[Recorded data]

——

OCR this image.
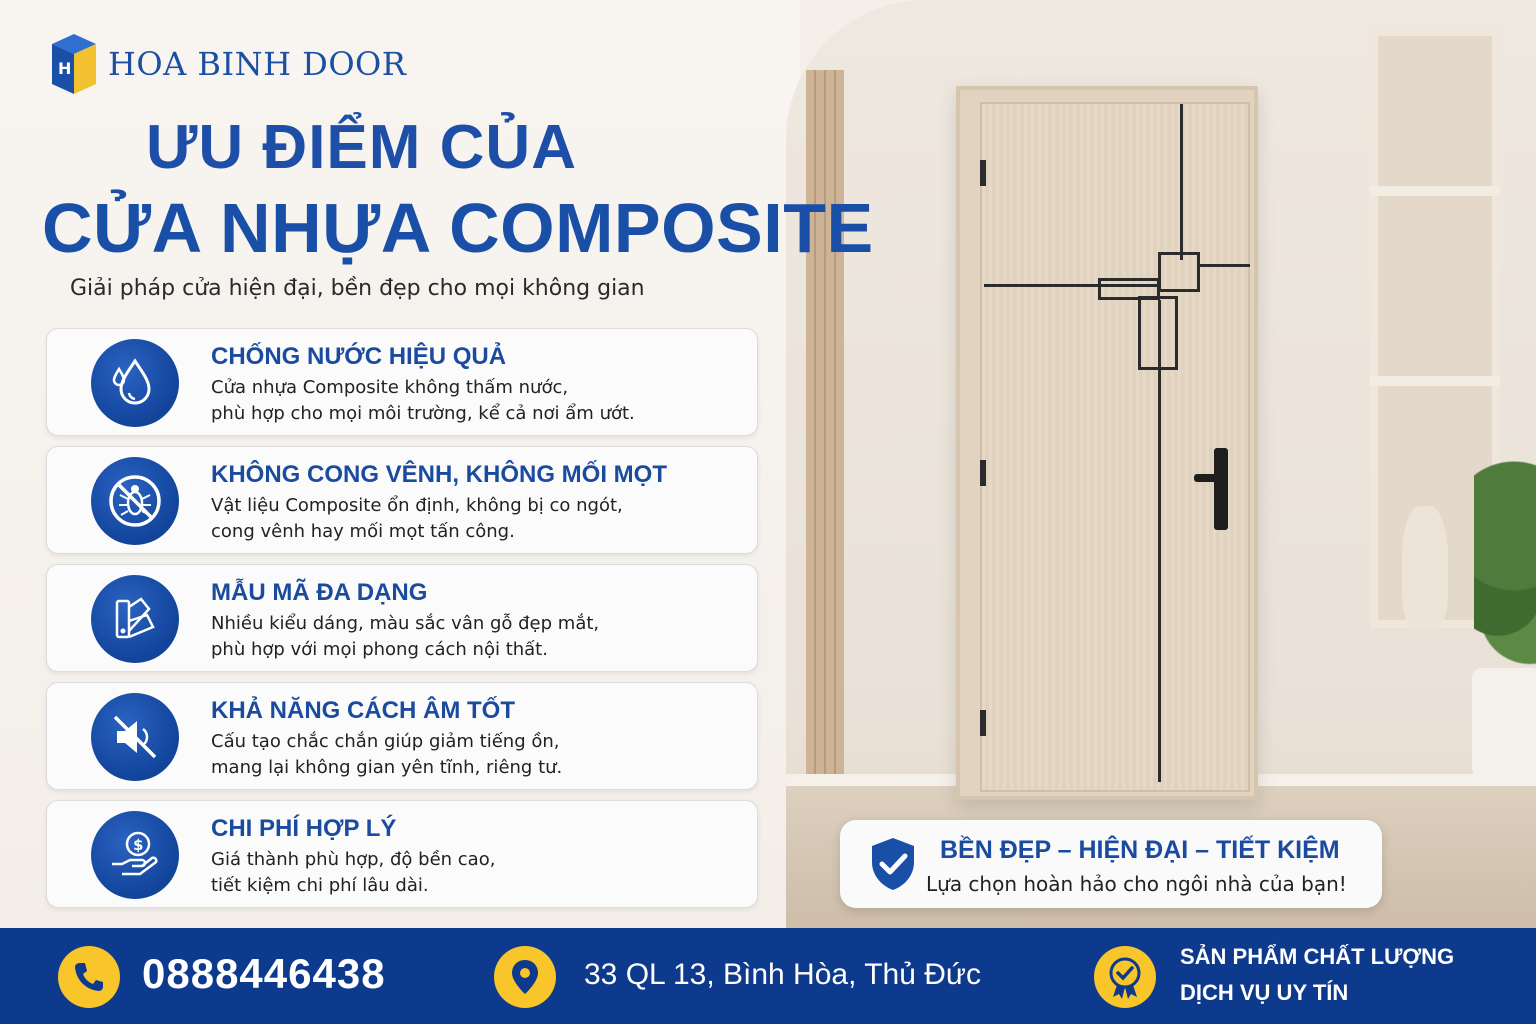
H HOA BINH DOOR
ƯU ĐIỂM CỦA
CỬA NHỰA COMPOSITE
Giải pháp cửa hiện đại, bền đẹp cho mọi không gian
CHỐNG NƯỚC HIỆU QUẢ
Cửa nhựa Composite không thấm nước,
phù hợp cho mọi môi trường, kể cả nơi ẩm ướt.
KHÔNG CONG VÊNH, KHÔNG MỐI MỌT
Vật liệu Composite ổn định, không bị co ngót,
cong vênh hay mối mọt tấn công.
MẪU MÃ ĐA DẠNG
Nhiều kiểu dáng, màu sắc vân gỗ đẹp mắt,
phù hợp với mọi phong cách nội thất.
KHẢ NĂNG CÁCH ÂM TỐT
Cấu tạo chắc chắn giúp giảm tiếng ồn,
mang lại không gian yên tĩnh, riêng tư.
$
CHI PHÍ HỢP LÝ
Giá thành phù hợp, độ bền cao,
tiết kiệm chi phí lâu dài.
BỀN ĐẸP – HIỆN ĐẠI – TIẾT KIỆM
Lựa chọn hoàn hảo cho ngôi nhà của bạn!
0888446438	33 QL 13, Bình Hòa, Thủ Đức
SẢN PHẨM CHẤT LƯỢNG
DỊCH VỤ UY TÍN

——

[Aim of the exercise] Working from the material above, transcribe it exactly while omitting pictures.

[Reply]
OCR this image.
H HOA BINH DOOR
ƯU ĐIỂM CỦA
CỬA NHỰA COMPOSITE
Giải pháp cửa hiện đại, bền đẹp cho mọi không gian
CHỐNG NƯỚC HIỆU QUẢ
Cửa nhựa Composite không thấm nước,
phù hợp cho mọi môi trường, kể cả nơi ẩm ướt.
KHÔNG CONG VÊNH, KHÔNG MỐI MỌT
Vật liệu Composite ổn định, không bị co ngót,
cong vênh hay mối mọt tấn công.
MẪU MÃ ĐA DẠNG
Nhiều kiểu dáng, màu sắc vân gỗ đẹp mắt,
phù hợp với mọi phong cách nội thất.
KHẢ NĂNG CÁCH ÂM TỐT
Cấu tạo chắc chắn giúp giảm tiếng ồn,
mang lại không gian yên tĩnh, riêng tư.
$
CHI PHÍ HỢP LÝ
Giá thành phù hợp, độ bền cao,
tiết kiệm chi phí lâu dài.
BỀN ĐẸP – HIỆN ĐẠI – TIẾT KIỆM
Lựa chọn hoàn hảo cho ngôi nhà của bạn!
0888446438	33 QL 13, Bình Hòa, Thủ Đức
SẢN PHẨM CHẤT LƯỢNG
DỊCH VỤ UY TÍN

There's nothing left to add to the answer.